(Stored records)
>> start
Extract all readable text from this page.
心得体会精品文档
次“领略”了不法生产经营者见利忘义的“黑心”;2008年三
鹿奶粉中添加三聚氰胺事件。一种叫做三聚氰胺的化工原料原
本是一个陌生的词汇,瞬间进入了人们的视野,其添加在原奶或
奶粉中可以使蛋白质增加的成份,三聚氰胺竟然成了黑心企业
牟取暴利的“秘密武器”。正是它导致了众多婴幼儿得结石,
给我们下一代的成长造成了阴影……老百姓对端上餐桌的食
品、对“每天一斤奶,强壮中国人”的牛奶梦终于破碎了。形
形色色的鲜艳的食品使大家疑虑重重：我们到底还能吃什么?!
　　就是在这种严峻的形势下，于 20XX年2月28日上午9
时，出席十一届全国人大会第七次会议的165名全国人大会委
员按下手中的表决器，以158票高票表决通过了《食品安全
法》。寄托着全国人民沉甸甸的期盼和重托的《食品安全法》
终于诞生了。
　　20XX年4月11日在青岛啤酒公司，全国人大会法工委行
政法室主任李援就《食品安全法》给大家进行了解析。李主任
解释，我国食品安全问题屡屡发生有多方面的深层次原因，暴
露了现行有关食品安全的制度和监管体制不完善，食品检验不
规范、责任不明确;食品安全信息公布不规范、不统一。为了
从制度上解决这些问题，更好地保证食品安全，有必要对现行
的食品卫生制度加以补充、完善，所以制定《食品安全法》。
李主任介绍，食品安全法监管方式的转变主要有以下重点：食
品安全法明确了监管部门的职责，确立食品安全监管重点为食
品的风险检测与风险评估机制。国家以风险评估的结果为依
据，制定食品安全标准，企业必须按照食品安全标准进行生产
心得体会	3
>> end
>> start
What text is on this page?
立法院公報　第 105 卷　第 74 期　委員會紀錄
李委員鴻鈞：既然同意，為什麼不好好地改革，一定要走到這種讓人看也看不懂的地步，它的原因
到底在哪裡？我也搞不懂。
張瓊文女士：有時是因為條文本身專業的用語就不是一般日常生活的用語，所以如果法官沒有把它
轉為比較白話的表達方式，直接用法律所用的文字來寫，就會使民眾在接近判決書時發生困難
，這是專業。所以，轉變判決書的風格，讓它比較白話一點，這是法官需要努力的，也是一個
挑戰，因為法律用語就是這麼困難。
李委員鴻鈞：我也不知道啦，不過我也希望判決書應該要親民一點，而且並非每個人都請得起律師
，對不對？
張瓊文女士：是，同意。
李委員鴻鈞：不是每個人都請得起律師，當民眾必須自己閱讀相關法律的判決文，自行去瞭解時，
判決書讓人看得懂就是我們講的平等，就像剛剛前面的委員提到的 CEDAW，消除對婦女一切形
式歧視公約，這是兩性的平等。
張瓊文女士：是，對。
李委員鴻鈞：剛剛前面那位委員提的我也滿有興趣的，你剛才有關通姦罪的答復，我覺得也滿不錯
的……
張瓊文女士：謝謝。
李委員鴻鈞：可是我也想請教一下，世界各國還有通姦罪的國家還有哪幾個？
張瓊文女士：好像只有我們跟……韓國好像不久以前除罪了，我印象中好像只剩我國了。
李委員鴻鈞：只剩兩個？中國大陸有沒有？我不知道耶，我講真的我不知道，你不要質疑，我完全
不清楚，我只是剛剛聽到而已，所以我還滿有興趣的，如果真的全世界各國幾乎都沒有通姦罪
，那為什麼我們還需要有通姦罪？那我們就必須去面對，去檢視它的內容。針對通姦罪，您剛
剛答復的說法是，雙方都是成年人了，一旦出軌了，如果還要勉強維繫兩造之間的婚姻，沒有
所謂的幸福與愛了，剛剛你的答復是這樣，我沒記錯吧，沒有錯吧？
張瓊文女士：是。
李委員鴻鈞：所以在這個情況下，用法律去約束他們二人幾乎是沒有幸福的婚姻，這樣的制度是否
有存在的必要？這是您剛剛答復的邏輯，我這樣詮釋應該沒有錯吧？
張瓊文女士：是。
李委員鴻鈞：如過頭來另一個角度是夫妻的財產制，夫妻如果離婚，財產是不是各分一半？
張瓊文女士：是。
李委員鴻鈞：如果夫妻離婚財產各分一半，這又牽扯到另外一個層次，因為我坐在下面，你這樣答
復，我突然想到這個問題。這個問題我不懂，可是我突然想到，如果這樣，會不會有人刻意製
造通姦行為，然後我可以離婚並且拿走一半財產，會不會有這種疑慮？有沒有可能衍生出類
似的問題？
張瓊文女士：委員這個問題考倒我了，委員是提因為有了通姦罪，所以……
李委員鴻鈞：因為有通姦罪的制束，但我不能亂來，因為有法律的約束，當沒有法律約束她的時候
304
>> end
>> start
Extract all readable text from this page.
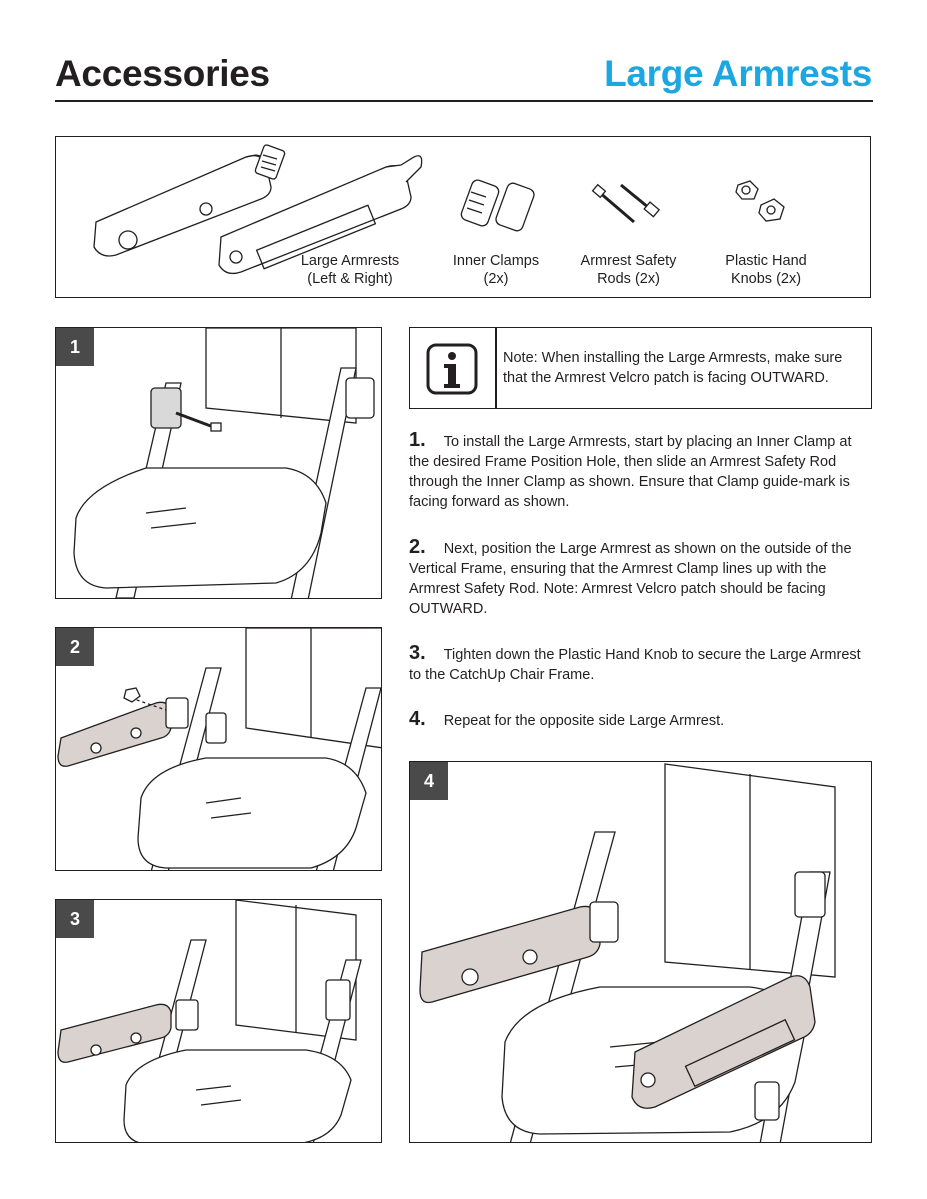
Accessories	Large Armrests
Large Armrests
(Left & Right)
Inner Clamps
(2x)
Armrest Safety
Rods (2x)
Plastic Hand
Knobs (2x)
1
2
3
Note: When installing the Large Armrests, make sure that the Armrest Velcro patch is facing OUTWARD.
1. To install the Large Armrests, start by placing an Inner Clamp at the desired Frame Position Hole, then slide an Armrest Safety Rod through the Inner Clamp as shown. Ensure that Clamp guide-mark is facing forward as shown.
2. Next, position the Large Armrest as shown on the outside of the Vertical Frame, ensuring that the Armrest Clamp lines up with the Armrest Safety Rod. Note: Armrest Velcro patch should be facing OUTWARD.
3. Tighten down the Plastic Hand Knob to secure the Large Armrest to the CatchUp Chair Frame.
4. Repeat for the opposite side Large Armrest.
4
>> end
# What to work on
Look through the data above. Copy every line with the string "Plastic" in it.

# In response
Plastic Hand
3. Tighten down the Plastic Hand Knob to secure the Large Armrest to the CatchUp Chair Frame.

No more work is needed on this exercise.